Begin DATA SUPPLIED

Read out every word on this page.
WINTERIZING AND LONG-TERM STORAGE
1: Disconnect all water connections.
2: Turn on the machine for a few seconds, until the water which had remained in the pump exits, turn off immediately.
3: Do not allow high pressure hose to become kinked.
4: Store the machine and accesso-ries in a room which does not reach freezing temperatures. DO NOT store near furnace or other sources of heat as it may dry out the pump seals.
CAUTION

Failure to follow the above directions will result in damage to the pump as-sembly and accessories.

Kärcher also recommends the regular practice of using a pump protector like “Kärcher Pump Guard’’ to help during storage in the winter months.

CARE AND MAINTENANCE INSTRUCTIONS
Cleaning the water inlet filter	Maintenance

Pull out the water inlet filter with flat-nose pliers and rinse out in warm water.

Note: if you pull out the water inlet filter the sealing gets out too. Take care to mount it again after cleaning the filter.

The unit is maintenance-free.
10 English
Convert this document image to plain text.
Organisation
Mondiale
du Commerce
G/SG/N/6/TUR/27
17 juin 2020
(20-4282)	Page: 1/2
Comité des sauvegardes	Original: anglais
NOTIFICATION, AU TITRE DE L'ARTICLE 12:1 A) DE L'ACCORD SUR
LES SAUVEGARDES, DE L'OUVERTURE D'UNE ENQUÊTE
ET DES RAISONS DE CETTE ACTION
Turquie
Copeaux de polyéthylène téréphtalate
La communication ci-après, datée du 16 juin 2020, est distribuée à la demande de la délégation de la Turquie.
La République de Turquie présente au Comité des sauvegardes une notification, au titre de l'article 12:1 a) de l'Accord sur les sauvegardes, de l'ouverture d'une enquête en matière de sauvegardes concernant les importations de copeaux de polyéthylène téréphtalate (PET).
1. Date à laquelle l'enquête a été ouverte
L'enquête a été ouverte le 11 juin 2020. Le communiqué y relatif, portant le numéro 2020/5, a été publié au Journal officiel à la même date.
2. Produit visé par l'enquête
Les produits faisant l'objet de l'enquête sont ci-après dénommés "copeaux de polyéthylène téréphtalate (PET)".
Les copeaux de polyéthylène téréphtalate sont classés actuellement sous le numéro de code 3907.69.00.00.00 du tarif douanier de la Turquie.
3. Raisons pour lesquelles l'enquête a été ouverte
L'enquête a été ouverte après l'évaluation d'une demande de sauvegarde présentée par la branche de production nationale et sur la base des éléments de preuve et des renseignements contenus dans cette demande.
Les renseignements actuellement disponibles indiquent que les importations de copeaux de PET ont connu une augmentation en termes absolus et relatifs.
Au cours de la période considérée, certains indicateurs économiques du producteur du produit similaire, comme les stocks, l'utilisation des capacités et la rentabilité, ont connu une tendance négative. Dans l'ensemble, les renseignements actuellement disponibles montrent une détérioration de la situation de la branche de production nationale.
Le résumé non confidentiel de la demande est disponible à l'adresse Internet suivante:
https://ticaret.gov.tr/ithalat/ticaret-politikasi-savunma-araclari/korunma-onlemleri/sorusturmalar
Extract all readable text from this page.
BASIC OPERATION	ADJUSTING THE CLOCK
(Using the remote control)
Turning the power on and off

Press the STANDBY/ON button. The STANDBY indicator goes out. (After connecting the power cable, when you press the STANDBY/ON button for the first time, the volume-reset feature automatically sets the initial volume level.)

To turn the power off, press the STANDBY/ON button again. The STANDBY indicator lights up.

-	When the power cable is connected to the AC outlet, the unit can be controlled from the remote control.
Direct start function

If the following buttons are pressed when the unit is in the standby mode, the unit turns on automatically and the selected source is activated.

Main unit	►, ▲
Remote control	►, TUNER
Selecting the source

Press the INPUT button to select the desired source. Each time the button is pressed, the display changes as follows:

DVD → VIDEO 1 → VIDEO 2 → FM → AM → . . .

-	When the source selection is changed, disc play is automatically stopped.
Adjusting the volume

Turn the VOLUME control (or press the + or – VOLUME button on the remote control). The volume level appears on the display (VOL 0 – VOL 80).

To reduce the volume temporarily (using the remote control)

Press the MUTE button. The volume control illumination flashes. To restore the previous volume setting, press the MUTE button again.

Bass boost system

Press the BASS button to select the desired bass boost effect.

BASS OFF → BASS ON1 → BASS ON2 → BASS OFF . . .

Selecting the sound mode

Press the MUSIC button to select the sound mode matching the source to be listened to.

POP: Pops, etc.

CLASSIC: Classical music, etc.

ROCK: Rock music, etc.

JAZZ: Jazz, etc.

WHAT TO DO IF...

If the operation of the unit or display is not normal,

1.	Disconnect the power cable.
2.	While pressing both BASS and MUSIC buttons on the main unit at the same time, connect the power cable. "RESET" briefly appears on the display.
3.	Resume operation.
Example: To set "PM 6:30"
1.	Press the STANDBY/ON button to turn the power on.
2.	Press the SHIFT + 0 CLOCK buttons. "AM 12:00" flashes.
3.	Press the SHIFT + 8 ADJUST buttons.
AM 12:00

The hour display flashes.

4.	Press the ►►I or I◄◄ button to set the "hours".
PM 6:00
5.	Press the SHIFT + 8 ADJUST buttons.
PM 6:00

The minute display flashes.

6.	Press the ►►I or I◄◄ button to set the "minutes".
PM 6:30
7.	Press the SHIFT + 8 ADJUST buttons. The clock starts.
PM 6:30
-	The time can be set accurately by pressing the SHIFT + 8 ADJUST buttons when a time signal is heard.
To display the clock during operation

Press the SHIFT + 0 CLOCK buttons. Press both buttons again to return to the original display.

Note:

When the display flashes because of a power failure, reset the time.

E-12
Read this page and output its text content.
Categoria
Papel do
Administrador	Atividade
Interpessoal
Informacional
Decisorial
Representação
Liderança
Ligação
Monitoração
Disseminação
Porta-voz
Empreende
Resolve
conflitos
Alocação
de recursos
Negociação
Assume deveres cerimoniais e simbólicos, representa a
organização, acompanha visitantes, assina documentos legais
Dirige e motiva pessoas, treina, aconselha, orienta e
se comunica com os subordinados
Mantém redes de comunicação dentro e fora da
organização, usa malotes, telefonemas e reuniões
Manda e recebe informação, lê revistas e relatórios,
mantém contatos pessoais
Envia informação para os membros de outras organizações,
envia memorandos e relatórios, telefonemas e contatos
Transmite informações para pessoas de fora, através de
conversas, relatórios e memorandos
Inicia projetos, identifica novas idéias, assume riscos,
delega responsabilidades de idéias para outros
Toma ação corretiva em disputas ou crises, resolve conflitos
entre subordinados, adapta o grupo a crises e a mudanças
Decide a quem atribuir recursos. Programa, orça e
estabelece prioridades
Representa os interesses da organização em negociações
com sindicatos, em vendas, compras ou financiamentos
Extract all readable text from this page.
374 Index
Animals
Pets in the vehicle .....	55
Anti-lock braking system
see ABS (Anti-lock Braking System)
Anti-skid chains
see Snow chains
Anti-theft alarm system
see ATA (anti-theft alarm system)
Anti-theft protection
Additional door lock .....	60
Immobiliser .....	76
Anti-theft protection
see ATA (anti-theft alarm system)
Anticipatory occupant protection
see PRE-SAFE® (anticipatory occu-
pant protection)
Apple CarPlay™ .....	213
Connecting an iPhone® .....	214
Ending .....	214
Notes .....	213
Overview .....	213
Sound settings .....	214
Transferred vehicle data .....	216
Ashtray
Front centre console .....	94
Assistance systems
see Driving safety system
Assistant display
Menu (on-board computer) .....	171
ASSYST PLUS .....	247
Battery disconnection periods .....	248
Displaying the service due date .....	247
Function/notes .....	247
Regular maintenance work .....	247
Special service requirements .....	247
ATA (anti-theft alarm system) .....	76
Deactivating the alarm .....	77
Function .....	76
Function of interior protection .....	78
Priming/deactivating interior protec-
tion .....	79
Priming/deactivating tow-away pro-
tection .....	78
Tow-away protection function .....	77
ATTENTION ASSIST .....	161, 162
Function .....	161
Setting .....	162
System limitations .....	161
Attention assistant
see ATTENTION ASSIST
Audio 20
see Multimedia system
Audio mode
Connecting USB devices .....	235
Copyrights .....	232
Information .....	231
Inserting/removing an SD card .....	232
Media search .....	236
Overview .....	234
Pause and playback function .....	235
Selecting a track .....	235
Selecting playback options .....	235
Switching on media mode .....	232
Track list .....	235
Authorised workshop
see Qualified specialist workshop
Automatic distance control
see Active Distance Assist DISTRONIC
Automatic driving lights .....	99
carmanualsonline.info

End DATA SUPPLIED

In the records, locate each line holding the string "mode" and copy it.

If the following buttons are pressed when the unit is in the standby mode, the unit turns on automatically and the selected source is activated.
Selecting the sound mode
Press the MUSIC button to select the sound mode matching the source to be listened to.
Audio mode
Switching on media mode .....	232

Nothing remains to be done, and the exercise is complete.